* WHAT THE TASK ASKS
Look over the lines below. Report each one that includes the string "arrow".

====== SOURCE RECORDS

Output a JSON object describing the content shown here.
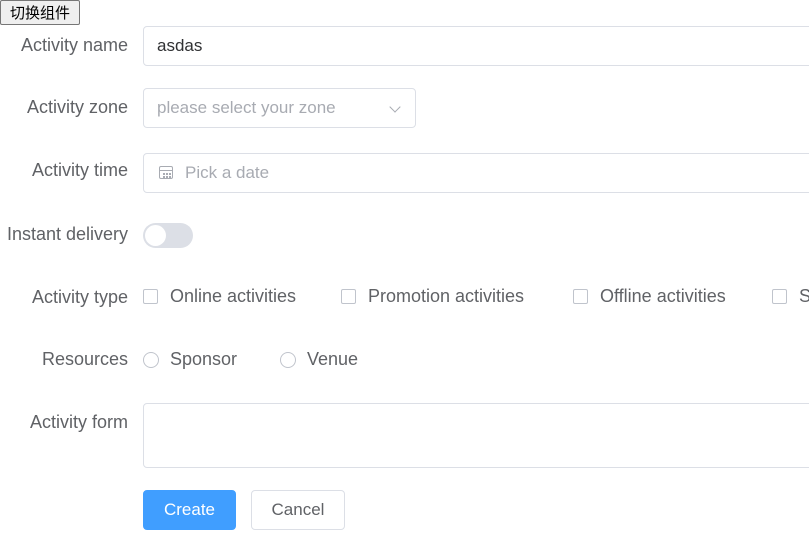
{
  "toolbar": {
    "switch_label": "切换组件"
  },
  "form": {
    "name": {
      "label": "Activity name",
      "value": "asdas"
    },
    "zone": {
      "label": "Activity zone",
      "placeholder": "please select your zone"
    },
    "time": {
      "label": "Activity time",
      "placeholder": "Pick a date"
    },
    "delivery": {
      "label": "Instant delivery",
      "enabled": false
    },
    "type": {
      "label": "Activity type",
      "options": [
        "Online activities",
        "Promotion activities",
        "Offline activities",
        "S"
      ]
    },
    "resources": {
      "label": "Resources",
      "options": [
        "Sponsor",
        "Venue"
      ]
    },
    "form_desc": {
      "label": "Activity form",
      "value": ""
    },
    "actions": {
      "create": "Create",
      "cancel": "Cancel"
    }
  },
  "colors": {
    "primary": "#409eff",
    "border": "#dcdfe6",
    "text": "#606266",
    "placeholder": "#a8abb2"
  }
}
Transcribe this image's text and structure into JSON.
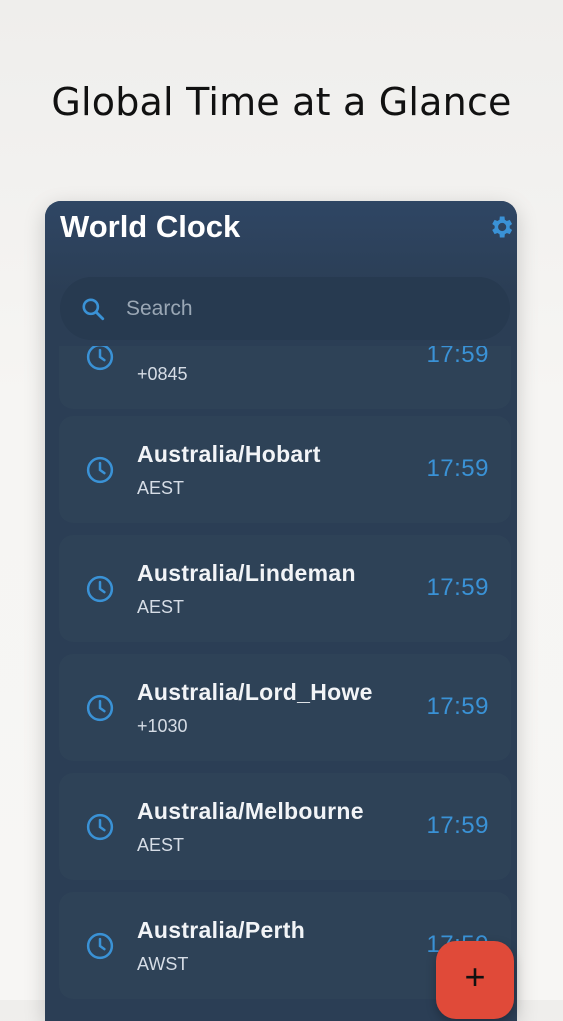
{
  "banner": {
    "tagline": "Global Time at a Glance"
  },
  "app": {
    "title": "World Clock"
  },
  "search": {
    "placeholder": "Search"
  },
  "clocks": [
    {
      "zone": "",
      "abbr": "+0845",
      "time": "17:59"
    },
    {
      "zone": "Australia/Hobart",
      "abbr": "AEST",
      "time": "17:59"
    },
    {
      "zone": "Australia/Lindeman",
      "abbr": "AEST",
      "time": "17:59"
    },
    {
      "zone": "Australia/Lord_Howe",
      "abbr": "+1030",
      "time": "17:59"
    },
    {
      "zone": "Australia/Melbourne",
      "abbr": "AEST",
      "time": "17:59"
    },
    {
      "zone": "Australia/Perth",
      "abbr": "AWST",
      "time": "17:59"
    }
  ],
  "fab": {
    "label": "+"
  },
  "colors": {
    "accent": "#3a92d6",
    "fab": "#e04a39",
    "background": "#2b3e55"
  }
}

============
====== SOURCE RECORDS

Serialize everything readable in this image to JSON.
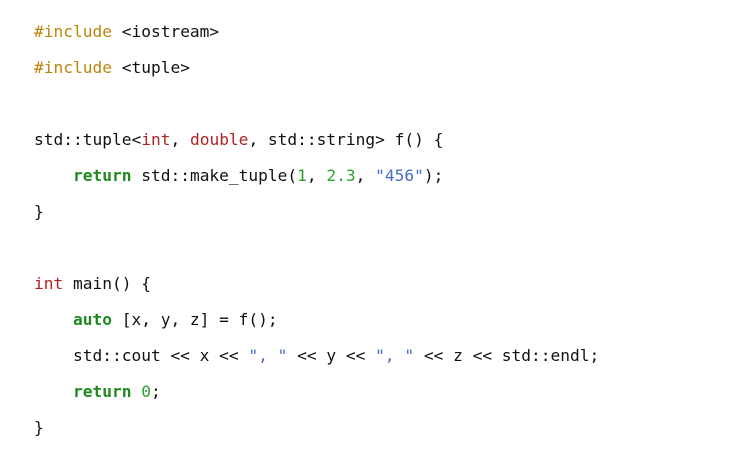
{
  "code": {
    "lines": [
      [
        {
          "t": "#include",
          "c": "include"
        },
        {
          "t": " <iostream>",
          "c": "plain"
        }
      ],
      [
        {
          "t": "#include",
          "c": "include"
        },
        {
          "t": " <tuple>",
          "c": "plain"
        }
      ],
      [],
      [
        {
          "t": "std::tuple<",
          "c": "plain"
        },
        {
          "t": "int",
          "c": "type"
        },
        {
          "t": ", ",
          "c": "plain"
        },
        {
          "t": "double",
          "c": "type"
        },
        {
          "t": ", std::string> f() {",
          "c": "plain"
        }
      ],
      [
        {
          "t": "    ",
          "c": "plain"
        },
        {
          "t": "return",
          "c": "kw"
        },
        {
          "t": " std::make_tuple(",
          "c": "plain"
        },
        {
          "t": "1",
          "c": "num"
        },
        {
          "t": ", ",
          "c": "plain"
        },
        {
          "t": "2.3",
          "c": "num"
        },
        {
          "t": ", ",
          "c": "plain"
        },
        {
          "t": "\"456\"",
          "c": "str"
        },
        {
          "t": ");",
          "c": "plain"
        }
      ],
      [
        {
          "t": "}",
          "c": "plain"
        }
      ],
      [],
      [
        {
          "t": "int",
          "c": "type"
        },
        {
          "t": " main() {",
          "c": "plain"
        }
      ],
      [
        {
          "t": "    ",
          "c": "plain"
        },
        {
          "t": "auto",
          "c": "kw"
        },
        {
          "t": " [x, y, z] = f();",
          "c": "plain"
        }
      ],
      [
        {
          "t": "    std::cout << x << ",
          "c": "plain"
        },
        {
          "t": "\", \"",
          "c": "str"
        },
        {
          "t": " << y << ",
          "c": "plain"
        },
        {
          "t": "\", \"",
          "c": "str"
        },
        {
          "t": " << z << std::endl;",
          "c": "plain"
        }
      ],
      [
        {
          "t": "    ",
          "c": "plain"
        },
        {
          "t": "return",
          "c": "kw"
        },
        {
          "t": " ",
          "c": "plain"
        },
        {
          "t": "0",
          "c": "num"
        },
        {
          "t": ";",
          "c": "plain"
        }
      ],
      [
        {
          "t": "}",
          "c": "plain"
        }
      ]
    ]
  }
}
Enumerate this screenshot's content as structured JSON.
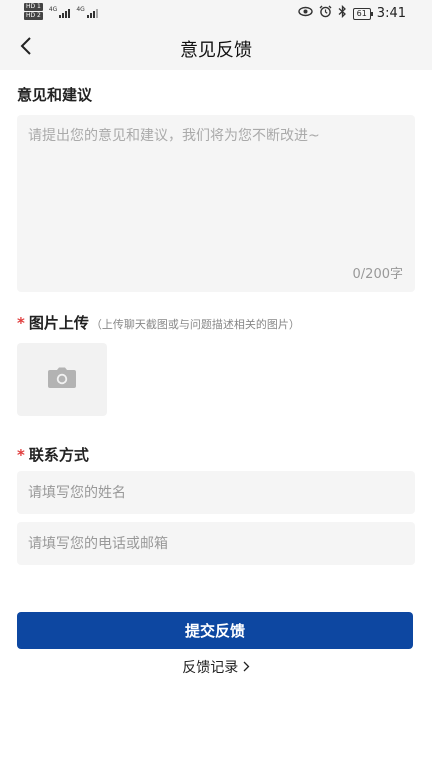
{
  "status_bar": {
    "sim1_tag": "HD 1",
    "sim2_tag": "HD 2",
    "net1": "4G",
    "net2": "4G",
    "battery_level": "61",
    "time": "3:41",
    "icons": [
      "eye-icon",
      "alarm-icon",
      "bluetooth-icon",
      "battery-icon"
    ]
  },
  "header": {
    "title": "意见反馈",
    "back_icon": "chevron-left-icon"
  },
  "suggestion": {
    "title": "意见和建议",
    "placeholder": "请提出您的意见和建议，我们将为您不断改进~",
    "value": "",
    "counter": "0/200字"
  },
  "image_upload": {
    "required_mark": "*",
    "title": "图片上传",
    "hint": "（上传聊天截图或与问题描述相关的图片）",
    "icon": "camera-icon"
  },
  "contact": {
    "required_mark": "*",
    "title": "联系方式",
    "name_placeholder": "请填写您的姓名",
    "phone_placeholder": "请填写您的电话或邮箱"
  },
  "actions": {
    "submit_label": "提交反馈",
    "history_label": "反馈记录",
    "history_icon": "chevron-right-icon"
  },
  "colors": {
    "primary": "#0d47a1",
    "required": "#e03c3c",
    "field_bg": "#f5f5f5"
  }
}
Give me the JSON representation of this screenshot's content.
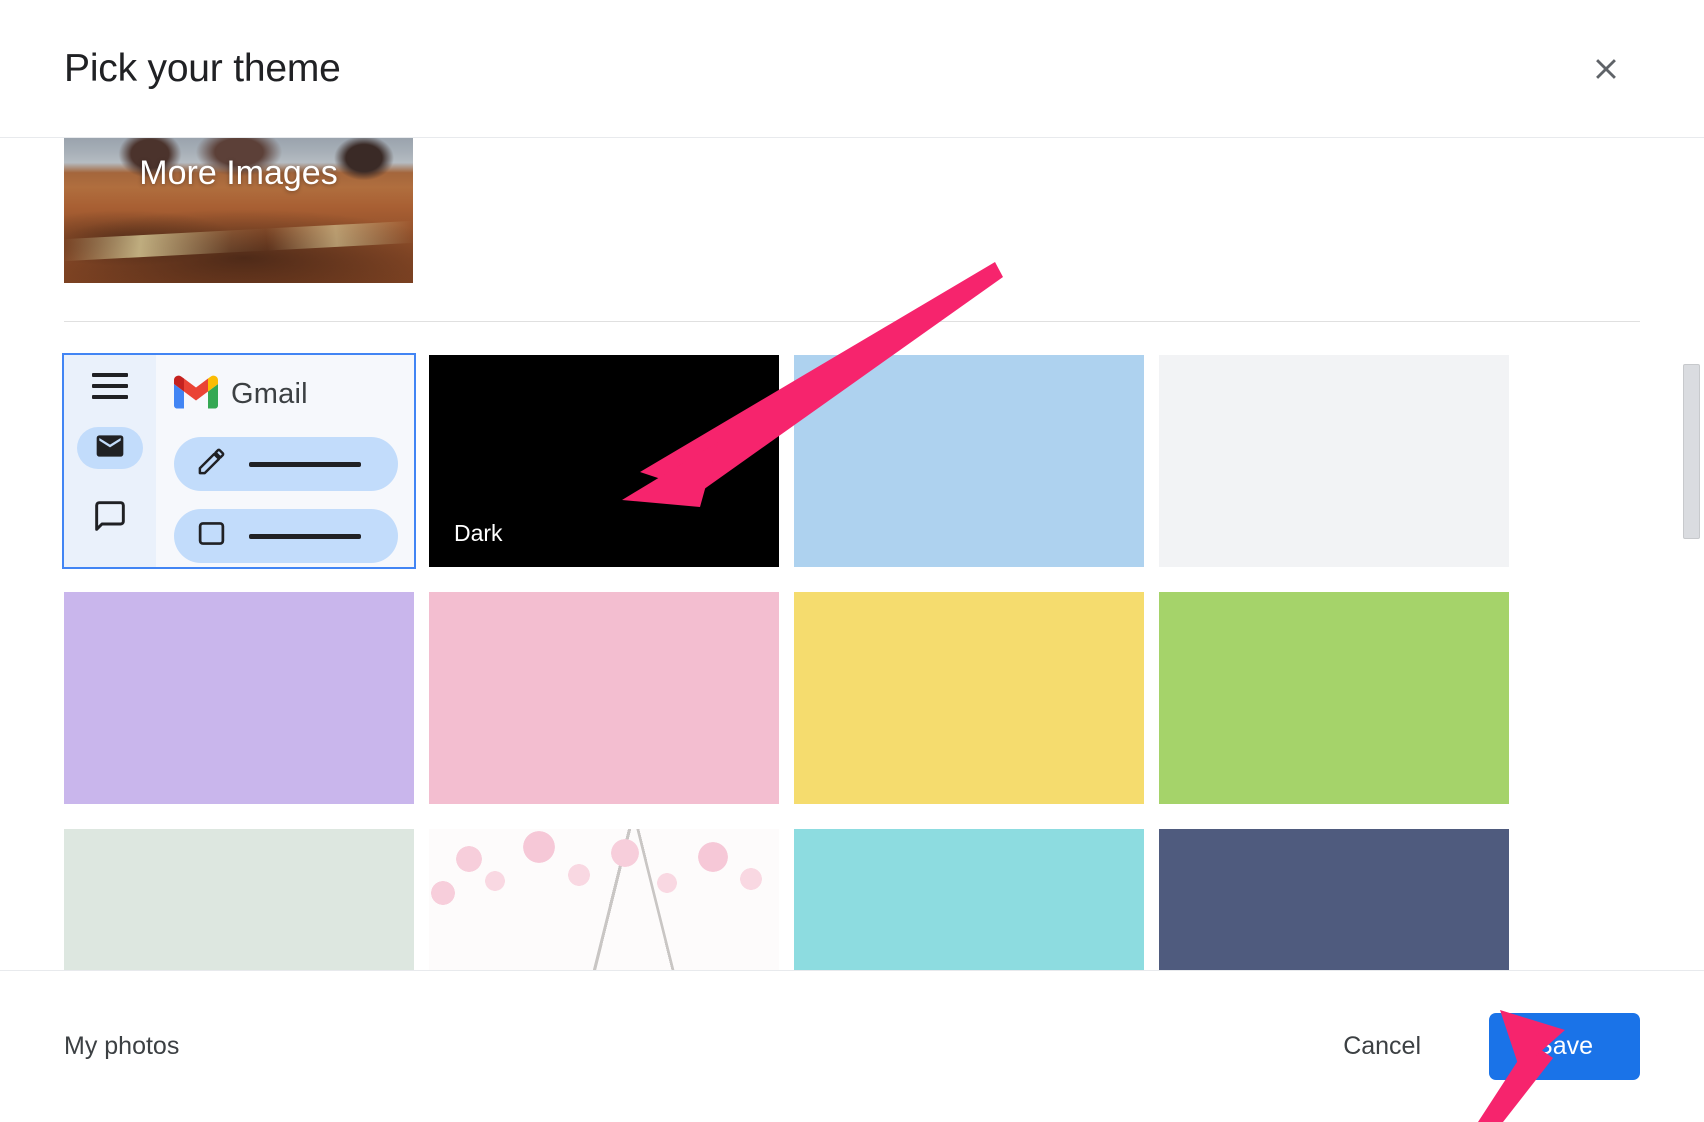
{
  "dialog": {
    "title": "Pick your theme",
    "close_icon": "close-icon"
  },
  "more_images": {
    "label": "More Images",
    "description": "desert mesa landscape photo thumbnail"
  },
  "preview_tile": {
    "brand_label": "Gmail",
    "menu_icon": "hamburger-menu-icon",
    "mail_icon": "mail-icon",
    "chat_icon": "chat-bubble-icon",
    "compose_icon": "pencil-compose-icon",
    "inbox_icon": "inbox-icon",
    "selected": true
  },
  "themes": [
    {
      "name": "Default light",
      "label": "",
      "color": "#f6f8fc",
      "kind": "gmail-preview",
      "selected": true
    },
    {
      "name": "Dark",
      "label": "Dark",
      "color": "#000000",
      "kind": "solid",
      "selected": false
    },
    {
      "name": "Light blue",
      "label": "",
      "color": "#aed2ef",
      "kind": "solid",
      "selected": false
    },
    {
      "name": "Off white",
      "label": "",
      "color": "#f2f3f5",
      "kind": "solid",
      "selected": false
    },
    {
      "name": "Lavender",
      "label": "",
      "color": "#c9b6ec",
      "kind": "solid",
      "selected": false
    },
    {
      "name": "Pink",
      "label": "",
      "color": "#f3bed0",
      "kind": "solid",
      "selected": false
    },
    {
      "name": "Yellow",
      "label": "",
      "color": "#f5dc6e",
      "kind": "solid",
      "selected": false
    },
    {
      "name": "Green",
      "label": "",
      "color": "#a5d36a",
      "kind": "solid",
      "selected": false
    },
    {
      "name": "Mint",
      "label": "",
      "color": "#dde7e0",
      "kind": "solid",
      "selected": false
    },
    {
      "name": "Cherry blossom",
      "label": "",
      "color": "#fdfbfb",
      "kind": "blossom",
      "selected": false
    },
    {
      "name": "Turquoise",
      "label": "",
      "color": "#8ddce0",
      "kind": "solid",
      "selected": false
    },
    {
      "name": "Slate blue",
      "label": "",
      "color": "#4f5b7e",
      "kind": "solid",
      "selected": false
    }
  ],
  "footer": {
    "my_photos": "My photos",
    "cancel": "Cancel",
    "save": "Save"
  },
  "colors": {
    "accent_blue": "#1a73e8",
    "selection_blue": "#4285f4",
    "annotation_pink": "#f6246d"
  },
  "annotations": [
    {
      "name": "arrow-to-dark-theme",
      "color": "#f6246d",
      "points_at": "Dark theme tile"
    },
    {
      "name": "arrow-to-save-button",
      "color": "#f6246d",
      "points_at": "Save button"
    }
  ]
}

============

* FULL OUTPUT
      "name": "arrow-to-dark-theme",
      "name": "arrow-to-save-button",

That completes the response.